Records from a data source

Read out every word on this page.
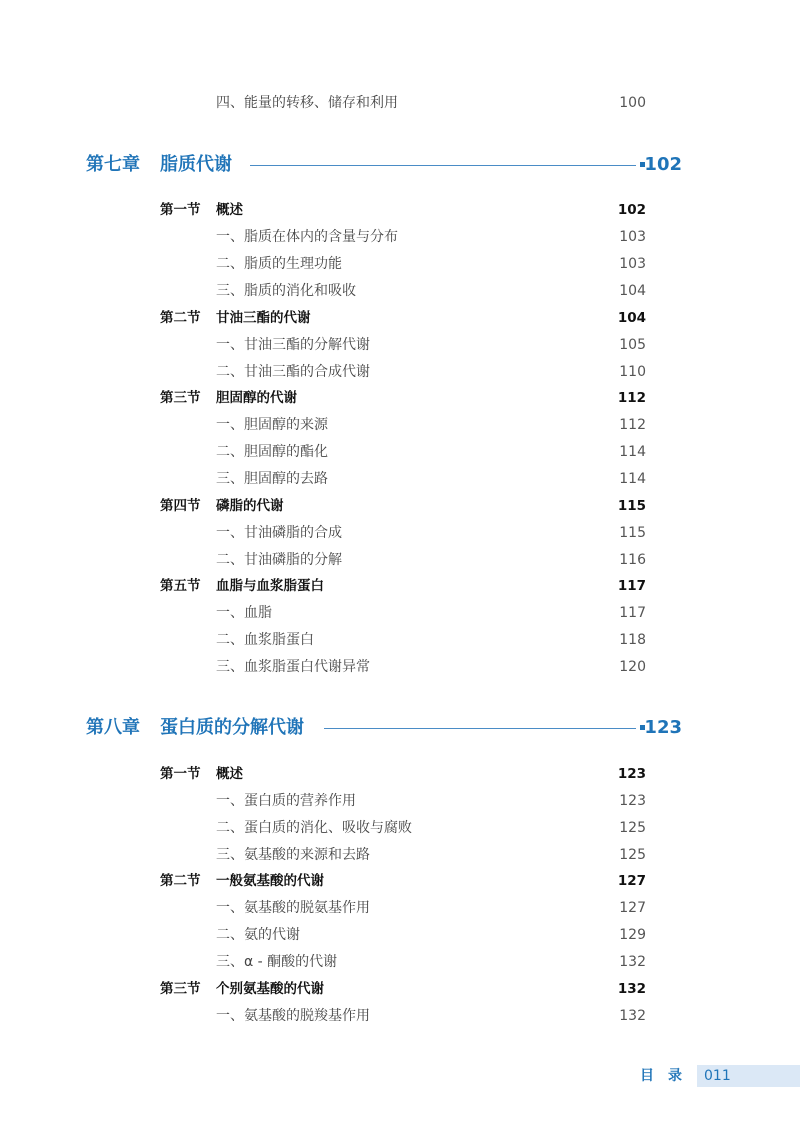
四、能量的转移、储存和利用	100
第七章 脂质代谢	102
第一节 概述	102
一、脂质在体内的含量与分布	103
二、脂质的生理功能	103
三、脂质的消化和吸收	104
第二节 甘油三酯的代谢	104
一、甘油三酯的分解代谢	105
二、甘油三酯的合成代谢	110
第三节 胆固醇的代谢	112
一、胆固醇的来源	112
二、胆固醇的酯化	114
三、胆固醇的去路	114
第四节 磷脂的代谢	115
一、甘油磷脂的合成	115
二、甘油磷脂的分解	116
第五节 血脂与血浆脂蛋白	117
一、血脂	117
二、血浆脂蛋白	118
三、血浆脂蛋白代谢异常	120
第八章 蛋白质的分解代谢	123
第一节 概述	123
一、蛋白质的营养作用	123
二、蛋白质的消化、吸收与腐败	125
三、氨基酸的来源和去路	125
第二节 一般氨基酸的代谢	127
一、氨基酸的脱氨基作用	127
二、氨的代谢	129
三、α - 酮酸的代谢	132
第三节 个别氨基酸的代谢	132
一、氨基酸的脱羧基作用	132
目录 011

**Exercise:**
Give the entries again without a single change, but with no pictures.

**Final result:**
Read out every word on this page.
四、能量的转移、储存和利用	100
第七章 脂质代谢	102
第一节 概述	102
一、脂质在体内的含量与分布	103
二、脂质的生理功能	103
三、脂质的消化和吸收	104
第二节 甘油三酯的代谢	104
一、甘油三酯的分解代谢	105
二、甘油三酯的合成代谢	110
第三节 胆固醇的代谢	112
一、胆固醇的来源	112
二、胆固醇的酯化	114
三、胆固醇的去路	114
第四节 磷脂的代谢	115
一、甘油磷脂的合成	115
二、甘油磷脂的分解	116
第五节 血脂与血浆脂蛋白	117
一、血脂	117
二、血浆脂蛋白	118
三、血浆脂蛋白代谢异常	120
第八章 蛋白质的分解代谢	123
第一节 概述	123
一、蛋白质的营养作用	123
二、蛋白质的消化、吸收与腐败	125
三、氨基酸的来源和去路	125
第二节 一般氨基酸的代谢	127
一、氨基酸的脱氨基作用	127
二、氨的代谢	129
三、α - 酮酸的代谢	132
第三节 个别氨基酸的代谢	132
一、氨基酸的脱羧基作用	132
目录 011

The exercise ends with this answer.